What is needed: Read the records below. Copy each line where the string "Краснопутиловская" occurs.

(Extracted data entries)
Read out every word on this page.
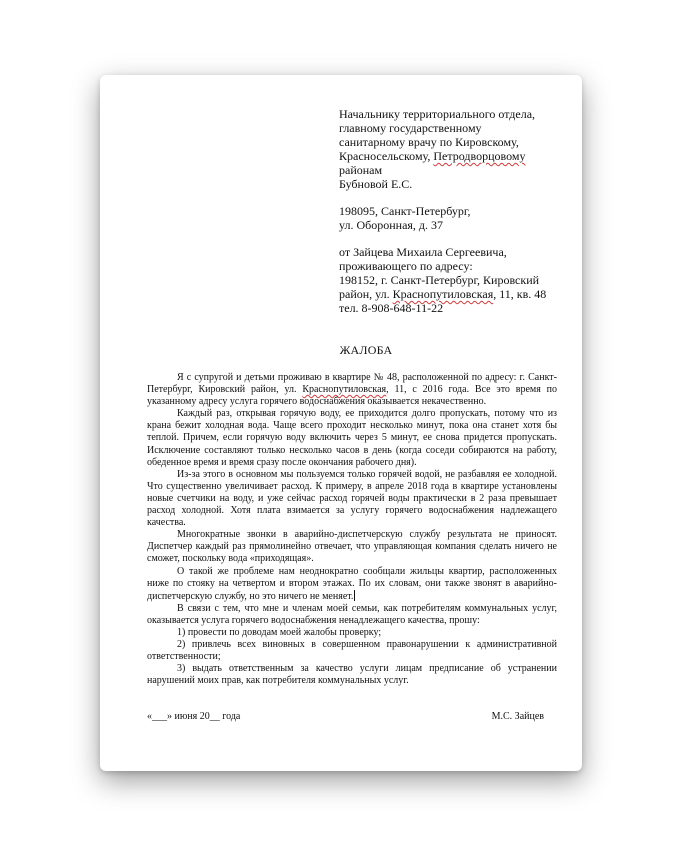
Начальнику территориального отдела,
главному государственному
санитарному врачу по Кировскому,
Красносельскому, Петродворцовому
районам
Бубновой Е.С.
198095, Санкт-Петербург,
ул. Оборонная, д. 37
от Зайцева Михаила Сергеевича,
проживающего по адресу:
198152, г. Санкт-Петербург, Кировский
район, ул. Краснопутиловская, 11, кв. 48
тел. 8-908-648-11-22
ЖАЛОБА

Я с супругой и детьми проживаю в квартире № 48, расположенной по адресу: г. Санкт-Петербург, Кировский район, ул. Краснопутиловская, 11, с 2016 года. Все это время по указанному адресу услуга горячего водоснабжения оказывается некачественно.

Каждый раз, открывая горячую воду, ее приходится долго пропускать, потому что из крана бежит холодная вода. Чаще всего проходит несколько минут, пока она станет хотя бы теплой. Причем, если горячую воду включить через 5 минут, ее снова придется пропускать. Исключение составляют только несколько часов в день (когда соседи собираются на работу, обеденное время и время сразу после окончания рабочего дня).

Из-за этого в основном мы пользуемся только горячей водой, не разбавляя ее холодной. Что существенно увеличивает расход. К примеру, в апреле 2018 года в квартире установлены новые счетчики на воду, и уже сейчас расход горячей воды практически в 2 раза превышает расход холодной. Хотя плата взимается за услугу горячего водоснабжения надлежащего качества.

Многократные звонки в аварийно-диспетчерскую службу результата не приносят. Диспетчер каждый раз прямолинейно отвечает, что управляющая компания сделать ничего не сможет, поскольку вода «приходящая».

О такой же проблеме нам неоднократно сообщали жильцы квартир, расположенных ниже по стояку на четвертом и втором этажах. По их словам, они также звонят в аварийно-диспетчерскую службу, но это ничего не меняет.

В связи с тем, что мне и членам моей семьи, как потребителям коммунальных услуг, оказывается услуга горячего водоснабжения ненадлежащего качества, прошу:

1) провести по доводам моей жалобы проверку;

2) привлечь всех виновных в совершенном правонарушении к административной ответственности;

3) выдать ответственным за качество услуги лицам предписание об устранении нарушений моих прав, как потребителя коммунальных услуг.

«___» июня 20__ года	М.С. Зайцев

--

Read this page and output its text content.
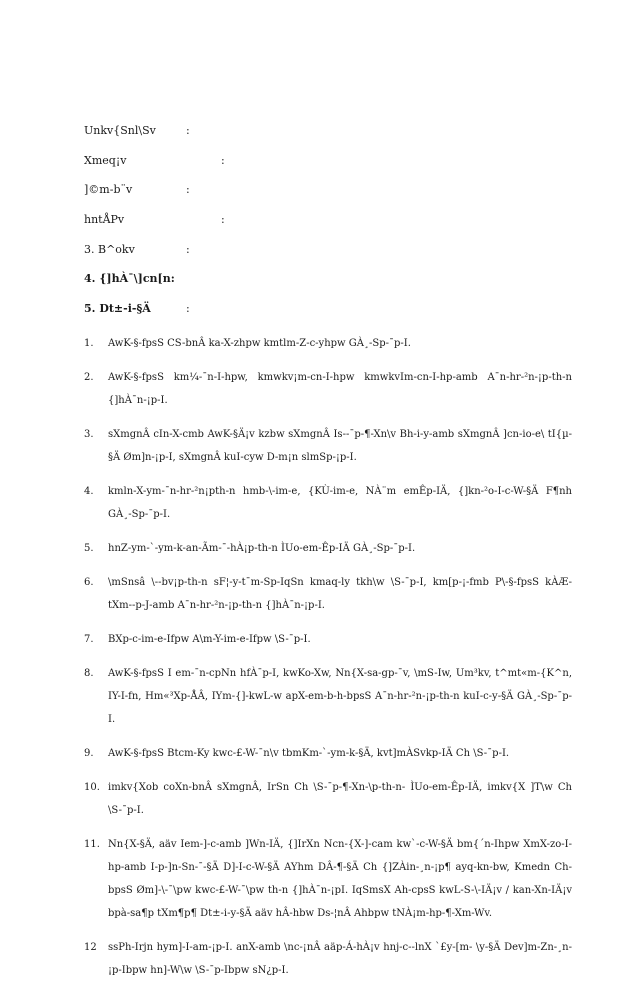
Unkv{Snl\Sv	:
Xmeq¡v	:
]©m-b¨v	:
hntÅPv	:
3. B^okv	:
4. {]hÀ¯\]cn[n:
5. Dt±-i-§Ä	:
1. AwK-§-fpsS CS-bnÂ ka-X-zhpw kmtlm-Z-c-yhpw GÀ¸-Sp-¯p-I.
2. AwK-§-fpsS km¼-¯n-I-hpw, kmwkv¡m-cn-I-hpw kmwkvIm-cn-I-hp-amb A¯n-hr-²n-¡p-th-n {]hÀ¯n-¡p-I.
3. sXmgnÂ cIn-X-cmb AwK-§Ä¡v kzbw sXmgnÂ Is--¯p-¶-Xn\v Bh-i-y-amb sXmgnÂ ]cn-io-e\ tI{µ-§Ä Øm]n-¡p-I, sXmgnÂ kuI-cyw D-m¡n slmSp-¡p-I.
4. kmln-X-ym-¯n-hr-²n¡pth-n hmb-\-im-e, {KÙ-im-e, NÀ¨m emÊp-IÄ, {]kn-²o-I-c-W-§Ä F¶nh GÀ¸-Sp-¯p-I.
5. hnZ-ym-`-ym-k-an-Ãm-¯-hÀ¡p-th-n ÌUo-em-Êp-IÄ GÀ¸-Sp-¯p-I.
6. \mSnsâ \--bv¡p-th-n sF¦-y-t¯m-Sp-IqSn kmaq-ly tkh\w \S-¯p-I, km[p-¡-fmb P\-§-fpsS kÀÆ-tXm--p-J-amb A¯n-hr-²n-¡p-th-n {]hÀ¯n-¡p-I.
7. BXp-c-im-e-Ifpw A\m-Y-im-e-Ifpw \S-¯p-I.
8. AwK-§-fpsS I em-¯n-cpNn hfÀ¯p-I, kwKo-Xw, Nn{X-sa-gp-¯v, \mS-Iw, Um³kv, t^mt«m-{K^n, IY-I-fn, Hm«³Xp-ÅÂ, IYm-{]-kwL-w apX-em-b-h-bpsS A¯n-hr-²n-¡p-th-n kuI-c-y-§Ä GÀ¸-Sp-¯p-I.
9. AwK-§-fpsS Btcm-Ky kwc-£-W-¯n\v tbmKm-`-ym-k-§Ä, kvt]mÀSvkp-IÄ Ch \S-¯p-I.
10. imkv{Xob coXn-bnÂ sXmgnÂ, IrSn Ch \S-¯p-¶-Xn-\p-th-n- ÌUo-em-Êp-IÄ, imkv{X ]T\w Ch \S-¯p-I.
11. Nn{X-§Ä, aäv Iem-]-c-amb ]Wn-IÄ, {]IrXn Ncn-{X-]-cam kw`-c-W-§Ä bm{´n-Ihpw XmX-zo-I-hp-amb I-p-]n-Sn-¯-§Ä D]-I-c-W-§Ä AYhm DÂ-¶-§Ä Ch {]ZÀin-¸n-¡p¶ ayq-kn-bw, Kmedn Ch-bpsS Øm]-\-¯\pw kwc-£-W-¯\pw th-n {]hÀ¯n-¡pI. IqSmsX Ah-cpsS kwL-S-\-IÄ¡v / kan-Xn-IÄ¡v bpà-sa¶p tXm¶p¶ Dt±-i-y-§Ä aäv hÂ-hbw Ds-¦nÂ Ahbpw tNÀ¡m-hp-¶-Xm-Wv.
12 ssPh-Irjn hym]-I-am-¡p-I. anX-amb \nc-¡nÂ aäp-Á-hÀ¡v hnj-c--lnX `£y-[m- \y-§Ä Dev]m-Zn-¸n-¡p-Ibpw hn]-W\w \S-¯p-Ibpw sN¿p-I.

Complete response:
район, ул. Краснопутиловская, 11, кв. 48
Я с супругой и детьми проживаю в квартире № 48, расположенной по адресу: г. Санкт-Петербург, Кировский район, ул. Краснопутиловская, 11, с 2016 года. Все это время по указанному адресу услуга горячего водоснабжения оказывается некачественно.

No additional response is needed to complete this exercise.